Brief: From the listing below, extract every line containing "Нравится".

(Data entries)

==*==

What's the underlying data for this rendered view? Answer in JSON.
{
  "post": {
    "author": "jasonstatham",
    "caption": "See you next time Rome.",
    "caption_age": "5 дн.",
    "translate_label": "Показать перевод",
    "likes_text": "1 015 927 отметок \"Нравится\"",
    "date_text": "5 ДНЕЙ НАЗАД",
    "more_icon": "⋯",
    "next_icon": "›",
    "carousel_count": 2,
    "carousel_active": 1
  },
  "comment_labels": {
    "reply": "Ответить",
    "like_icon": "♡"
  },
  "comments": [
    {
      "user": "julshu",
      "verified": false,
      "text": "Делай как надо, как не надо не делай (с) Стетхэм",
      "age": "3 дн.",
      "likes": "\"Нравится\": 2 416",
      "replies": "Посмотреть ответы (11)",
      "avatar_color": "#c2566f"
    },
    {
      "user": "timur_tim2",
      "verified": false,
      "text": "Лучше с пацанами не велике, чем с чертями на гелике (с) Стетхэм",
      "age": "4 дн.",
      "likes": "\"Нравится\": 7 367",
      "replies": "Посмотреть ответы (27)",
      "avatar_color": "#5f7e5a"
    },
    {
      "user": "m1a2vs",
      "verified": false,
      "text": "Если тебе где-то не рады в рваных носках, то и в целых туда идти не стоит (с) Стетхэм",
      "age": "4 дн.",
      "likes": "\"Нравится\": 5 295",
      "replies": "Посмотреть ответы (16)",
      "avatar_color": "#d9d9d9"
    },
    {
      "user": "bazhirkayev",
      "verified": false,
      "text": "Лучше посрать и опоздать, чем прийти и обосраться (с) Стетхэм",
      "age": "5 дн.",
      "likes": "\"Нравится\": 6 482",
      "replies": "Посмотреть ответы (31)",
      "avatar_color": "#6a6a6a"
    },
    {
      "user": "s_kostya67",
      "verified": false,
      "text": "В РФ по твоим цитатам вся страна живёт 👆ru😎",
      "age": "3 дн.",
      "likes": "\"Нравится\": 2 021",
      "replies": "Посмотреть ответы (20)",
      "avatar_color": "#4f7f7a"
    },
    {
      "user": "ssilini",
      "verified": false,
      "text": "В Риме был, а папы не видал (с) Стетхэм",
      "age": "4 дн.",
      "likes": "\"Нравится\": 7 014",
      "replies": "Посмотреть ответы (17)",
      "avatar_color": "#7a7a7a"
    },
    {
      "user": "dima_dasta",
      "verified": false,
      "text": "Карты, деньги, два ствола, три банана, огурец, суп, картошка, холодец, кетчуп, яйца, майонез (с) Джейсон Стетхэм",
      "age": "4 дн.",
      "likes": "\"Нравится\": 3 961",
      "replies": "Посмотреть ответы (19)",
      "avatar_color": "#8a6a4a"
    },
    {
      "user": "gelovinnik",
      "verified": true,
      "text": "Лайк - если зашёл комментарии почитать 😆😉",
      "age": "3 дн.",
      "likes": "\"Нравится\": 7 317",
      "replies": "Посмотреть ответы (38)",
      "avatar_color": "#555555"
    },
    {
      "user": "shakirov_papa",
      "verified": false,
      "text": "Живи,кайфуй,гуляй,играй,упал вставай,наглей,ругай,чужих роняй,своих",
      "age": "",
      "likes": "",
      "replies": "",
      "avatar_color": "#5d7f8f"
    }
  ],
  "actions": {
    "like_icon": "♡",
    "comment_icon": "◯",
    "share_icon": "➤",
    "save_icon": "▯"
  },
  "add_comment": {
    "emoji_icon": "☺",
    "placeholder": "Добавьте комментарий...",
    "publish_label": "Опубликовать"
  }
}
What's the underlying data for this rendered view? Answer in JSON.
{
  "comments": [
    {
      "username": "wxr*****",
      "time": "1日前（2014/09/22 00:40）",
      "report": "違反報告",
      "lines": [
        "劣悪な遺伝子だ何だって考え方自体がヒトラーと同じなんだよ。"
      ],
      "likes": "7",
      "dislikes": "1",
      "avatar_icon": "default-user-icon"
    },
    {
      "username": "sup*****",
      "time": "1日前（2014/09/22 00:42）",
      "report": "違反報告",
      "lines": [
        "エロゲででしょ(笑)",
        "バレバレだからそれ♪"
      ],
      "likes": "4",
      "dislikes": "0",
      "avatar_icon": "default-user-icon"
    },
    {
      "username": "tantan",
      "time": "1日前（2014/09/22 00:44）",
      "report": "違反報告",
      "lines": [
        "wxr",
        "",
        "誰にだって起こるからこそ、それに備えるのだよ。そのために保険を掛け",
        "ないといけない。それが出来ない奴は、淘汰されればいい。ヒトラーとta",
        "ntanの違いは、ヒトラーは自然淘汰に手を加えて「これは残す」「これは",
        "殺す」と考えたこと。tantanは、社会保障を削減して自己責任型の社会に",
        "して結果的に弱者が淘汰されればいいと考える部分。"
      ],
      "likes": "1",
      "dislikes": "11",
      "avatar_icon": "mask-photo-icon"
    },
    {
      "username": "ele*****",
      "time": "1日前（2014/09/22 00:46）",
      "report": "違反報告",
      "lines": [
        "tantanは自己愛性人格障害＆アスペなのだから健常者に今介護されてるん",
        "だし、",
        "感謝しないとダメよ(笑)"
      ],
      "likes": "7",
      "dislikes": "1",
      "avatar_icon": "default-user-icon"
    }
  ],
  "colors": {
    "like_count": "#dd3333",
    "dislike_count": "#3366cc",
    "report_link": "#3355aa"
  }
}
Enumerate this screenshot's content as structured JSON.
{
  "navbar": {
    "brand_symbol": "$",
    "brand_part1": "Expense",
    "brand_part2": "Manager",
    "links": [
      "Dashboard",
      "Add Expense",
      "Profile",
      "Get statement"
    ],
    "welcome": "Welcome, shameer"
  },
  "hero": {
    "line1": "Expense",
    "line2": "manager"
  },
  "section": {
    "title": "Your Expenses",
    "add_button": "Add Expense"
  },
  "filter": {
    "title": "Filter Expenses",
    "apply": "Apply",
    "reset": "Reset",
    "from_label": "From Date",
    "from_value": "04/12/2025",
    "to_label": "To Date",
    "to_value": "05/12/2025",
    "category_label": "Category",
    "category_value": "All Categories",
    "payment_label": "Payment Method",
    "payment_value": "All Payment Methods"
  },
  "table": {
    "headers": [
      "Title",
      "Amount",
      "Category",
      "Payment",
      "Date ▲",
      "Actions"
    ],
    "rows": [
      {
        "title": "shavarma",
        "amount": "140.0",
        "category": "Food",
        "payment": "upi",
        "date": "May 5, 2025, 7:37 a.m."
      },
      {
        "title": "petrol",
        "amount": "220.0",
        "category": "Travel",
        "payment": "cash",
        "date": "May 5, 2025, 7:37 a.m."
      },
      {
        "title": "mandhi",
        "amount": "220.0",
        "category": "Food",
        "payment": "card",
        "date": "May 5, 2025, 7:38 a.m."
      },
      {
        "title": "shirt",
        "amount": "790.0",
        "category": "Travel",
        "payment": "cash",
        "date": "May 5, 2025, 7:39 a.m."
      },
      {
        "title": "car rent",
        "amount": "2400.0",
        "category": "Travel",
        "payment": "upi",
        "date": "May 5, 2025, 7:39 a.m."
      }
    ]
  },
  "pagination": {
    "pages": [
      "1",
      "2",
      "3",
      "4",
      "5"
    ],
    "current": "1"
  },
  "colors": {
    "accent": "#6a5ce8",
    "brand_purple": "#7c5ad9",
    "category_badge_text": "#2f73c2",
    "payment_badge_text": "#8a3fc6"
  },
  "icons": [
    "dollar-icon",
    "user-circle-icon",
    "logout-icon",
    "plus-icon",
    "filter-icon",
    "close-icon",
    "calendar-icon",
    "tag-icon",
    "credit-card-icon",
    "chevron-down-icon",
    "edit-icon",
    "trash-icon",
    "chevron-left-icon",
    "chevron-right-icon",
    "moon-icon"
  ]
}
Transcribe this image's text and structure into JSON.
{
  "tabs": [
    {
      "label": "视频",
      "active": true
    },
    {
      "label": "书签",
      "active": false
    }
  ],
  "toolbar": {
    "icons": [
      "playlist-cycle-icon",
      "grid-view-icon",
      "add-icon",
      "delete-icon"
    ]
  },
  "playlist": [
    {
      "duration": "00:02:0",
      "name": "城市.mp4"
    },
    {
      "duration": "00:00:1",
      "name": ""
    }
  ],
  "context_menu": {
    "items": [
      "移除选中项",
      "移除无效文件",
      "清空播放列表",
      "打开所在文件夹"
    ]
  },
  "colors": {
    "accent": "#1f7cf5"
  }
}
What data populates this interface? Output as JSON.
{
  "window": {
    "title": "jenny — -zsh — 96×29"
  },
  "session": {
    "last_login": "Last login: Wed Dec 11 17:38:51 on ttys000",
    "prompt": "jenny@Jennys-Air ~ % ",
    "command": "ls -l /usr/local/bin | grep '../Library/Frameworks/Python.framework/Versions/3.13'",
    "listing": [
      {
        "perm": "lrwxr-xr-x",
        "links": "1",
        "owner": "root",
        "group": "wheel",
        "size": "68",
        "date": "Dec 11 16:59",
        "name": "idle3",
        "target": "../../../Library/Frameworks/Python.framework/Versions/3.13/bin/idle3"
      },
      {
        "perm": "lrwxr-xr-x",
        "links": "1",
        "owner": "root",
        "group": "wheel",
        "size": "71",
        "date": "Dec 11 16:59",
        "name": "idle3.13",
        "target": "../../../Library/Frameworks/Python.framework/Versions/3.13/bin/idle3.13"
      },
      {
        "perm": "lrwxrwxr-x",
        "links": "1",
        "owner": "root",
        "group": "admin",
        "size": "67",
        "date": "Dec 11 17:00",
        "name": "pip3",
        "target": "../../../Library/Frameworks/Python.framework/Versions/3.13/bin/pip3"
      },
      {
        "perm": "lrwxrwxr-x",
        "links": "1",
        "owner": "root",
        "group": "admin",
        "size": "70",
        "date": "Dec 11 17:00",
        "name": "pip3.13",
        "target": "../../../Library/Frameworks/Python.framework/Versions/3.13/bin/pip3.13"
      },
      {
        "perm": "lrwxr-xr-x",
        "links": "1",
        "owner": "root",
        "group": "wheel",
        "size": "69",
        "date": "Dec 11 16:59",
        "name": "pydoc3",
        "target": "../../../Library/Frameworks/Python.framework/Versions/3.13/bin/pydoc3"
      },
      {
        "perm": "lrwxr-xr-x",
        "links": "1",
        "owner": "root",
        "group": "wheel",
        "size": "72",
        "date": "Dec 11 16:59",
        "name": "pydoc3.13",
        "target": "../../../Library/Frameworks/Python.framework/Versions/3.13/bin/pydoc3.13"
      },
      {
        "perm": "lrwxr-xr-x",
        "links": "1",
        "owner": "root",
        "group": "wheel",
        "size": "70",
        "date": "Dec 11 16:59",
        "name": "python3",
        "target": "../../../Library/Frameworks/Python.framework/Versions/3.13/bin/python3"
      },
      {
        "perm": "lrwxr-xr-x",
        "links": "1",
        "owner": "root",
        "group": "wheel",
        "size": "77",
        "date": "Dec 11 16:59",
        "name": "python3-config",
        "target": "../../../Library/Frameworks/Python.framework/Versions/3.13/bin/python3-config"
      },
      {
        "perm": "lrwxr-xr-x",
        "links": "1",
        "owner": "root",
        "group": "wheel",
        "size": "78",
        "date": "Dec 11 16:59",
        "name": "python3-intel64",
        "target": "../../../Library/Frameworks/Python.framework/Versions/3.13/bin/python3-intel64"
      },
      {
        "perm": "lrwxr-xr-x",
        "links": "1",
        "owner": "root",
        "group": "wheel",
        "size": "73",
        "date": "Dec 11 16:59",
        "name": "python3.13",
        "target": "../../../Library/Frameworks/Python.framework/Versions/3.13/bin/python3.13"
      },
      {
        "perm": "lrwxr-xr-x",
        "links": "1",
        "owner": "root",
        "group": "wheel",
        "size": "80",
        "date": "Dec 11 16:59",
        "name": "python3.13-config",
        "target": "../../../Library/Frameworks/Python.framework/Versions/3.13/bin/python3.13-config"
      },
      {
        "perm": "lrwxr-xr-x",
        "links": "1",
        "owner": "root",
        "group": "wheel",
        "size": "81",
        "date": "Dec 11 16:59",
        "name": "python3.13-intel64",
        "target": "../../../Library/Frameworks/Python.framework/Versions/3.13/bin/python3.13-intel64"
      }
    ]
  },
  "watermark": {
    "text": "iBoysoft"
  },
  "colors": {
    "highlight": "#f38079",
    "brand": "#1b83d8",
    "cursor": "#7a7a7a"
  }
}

==*==

Reply to the exercise:
    "likes_text": "1 015 927 отметок \"Нравится\"",
      "likes": "\"Нравится\": 2 416",
      "likes": "\"Нравится\": 7 367",
      "likes": "\"Нравится\": 5 295",
      "likes": "\"Нравится\": 6 482",
      "likes": "\"Нравится\": 2 021",
      "likes": "\"Нравится\": 7 014",
      "likes": "\"Нравится\": 3 961",
      "likes": "\"Нравится\": 7 317",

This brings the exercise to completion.